* _STATED GOAL_: Look for the string "ایران" in the lines and copy each line that has it.

[Data excerpts]
════════════════

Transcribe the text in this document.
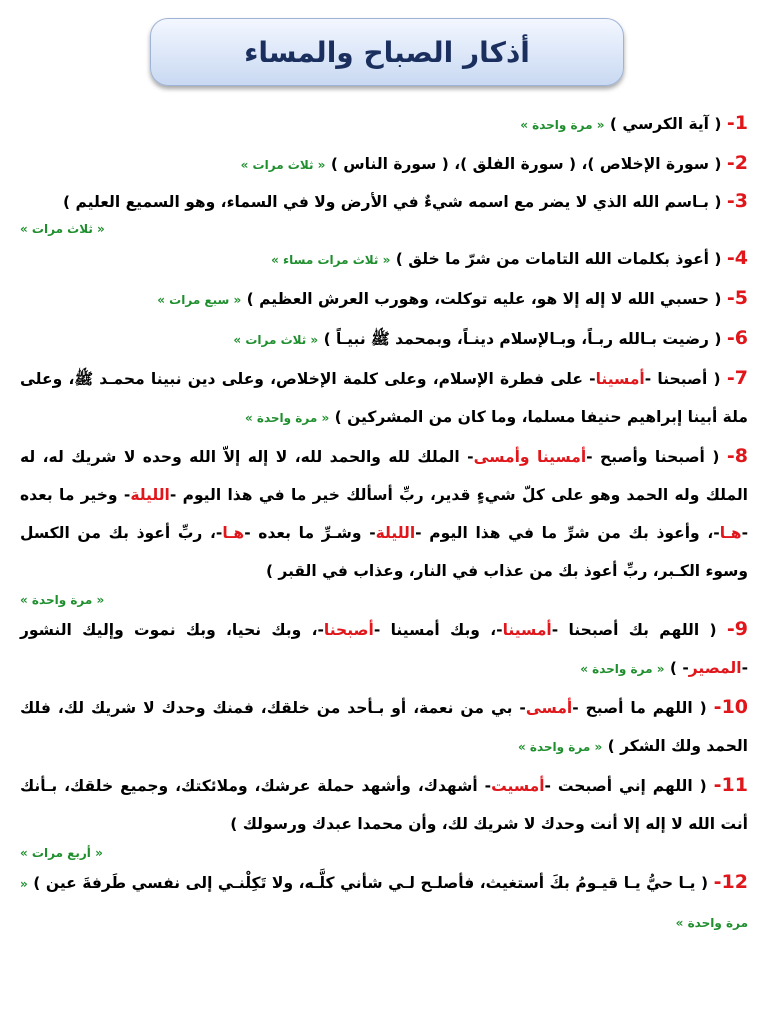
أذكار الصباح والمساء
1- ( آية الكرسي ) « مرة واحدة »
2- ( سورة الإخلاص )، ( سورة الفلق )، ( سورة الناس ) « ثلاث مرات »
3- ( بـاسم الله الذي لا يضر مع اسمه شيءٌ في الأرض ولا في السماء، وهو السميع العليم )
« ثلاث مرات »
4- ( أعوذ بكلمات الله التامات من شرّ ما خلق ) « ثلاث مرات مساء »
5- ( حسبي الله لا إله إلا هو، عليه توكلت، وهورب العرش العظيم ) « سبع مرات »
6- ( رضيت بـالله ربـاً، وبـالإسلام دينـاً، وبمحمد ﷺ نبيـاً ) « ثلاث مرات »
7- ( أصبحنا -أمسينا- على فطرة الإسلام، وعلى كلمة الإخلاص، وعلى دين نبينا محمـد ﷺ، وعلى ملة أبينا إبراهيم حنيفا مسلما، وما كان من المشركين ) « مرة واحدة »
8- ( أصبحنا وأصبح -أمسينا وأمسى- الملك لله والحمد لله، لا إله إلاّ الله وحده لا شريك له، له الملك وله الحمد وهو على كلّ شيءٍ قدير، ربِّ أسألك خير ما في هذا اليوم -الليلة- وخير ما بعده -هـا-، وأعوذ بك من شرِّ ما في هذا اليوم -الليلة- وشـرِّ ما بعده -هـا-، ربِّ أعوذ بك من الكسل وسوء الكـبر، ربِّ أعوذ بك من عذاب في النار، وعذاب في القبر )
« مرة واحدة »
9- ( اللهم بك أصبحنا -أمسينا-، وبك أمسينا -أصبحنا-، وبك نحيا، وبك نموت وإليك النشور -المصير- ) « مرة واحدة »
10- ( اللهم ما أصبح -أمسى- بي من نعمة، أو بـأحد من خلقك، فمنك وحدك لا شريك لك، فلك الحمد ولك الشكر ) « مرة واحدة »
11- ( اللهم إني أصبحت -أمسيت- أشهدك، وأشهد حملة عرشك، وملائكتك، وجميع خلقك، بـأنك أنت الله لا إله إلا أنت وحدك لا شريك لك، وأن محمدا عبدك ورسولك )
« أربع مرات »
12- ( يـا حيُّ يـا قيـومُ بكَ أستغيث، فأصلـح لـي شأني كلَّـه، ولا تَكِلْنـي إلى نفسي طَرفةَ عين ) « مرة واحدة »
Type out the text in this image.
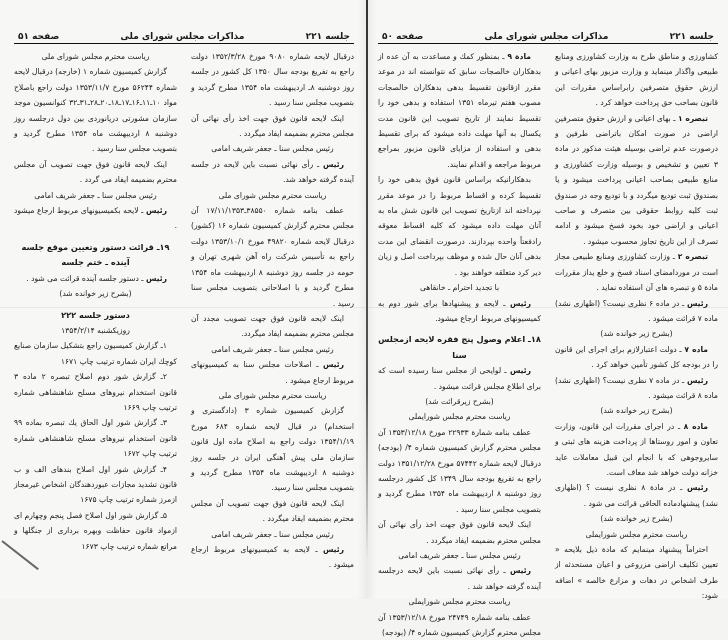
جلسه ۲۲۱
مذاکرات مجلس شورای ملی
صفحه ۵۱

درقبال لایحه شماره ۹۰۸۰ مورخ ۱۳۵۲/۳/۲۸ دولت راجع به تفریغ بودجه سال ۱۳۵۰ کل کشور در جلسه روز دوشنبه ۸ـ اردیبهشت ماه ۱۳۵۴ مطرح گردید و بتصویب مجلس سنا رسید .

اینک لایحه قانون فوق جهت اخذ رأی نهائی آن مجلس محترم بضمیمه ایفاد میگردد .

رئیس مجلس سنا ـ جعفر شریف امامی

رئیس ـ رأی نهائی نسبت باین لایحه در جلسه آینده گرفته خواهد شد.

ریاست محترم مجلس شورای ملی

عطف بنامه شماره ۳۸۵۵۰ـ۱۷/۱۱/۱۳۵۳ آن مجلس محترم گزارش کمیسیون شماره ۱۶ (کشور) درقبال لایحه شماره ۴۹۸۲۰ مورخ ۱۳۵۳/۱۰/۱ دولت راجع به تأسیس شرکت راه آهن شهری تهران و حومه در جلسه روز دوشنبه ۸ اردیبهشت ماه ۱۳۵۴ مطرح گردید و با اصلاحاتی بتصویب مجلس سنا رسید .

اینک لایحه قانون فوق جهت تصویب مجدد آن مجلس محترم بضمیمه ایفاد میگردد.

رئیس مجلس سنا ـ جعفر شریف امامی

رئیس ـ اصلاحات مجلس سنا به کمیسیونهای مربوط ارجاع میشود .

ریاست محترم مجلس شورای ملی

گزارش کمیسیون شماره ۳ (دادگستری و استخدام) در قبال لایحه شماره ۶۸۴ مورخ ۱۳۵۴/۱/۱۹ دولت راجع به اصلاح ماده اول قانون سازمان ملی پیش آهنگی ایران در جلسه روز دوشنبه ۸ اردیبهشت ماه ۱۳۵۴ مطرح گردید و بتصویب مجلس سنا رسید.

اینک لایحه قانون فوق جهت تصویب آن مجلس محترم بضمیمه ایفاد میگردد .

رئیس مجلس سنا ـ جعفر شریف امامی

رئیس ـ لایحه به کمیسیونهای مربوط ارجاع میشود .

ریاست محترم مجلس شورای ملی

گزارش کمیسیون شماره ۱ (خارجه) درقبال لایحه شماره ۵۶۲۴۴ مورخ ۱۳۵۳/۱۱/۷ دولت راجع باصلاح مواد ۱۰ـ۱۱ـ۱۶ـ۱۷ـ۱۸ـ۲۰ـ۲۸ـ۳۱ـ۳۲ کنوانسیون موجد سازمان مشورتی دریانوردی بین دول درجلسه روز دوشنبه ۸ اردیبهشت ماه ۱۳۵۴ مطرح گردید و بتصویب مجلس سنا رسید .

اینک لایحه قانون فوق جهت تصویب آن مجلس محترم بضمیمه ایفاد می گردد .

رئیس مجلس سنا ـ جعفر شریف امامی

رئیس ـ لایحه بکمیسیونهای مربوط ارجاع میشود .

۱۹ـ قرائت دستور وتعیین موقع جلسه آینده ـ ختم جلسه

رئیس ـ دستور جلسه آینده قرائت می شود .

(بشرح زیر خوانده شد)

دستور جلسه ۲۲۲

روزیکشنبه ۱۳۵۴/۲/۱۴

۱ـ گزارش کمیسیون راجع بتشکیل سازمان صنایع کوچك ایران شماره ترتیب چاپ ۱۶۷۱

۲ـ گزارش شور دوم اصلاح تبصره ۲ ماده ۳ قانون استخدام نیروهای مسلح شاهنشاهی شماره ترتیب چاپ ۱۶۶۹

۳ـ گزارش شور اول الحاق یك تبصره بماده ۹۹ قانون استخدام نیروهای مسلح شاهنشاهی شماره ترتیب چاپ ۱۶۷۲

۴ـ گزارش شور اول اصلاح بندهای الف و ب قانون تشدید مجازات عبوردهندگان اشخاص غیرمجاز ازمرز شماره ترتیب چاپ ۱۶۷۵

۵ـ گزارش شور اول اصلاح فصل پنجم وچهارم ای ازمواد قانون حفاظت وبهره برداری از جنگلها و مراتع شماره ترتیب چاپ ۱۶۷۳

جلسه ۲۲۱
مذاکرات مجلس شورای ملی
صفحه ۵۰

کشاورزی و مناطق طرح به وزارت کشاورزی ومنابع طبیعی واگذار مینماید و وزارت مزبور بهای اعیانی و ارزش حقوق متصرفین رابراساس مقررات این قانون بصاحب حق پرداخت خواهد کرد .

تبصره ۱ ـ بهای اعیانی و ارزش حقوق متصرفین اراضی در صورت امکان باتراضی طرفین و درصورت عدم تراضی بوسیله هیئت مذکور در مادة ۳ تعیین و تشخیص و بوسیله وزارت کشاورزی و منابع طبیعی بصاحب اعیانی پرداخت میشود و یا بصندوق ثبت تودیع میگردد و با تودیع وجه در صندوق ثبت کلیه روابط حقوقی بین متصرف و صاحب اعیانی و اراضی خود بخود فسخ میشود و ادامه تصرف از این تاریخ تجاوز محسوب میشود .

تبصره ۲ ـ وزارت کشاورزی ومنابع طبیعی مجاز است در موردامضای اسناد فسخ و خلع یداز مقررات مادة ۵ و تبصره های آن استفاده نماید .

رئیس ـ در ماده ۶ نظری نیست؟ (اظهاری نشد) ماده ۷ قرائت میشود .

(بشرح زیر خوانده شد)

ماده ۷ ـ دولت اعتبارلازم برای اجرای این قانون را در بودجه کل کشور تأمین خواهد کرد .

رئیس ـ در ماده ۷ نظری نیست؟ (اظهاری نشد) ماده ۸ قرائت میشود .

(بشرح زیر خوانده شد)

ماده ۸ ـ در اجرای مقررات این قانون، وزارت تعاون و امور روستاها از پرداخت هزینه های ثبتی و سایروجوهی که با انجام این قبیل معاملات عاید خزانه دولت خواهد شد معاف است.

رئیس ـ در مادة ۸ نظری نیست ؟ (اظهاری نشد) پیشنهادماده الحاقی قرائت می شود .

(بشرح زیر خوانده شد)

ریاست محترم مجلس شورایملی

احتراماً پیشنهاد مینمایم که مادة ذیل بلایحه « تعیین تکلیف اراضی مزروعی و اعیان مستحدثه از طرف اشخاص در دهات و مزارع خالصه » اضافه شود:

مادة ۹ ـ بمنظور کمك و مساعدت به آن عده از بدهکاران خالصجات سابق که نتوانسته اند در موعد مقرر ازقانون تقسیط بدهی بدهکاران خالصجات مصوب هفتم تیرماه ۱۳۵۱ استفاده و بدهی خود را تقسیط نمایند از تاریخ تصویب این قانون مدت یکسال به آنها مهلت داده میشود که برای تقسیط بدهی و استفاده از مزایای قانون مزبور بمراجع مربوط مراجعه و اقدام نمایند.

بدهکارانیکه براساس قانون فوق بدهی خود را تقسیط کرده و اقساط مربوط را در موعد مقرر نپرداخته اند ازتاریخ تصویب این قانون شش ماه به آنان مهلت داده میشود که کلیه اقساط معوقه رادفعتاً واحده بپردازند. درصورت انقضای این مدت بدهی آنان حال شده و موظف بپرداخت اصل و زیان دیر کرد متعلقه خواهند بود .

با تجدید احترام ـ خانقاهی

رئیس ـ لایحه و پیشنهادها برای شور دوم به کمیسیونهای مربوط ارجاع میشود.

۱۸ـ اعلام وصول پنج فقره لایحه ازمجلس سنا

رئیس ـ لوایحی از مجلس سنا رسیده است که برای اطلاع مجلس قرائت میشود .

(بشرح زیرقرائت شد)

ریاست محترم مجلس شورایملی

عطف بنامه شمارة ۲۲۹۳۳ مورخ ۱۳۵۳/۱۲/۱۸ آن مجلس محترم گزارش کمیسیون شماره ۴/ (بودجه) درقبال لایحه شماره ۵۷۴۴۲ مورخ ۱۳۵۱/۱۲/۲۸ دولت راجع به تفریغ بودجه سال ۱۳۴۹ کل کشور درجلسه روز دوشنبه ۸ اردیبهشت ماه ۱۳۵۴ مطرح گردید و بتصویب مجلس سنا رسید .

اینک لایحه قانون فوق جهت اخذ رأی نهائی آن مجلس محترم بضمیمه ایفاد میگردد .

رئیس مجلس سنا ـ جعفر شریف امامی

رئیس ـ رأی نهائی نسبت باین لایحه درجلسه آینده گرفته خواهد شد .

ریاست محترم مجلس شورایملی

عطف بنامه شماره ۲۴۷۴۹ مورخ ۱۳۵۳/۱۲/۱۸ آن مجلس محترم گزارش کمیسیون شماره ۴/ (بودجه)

════════════════

* _WRITTEN SOLUTION_:
گزارش کمیسیون شماره ۳ (دادگستری و استخدام) در قبال لایحه شماره ۶۸۴ مورخ ۱۳۵۴/۱/۱۹ دولت راجع به اصلاح ماده اول قانون سازمان ملی پیش آهنگی ایران در جلسه روز دوشنبه ۸ اردیبهشت ماه ۱۳۵۴ مطرح گردید و بتصویب مجلس سنا رسید.
۱ـ گزارش کمیسیون راجع بتشکیل سازمان صنایع کوچك ایران شماره ترتیب چاپ ۱۶۷۱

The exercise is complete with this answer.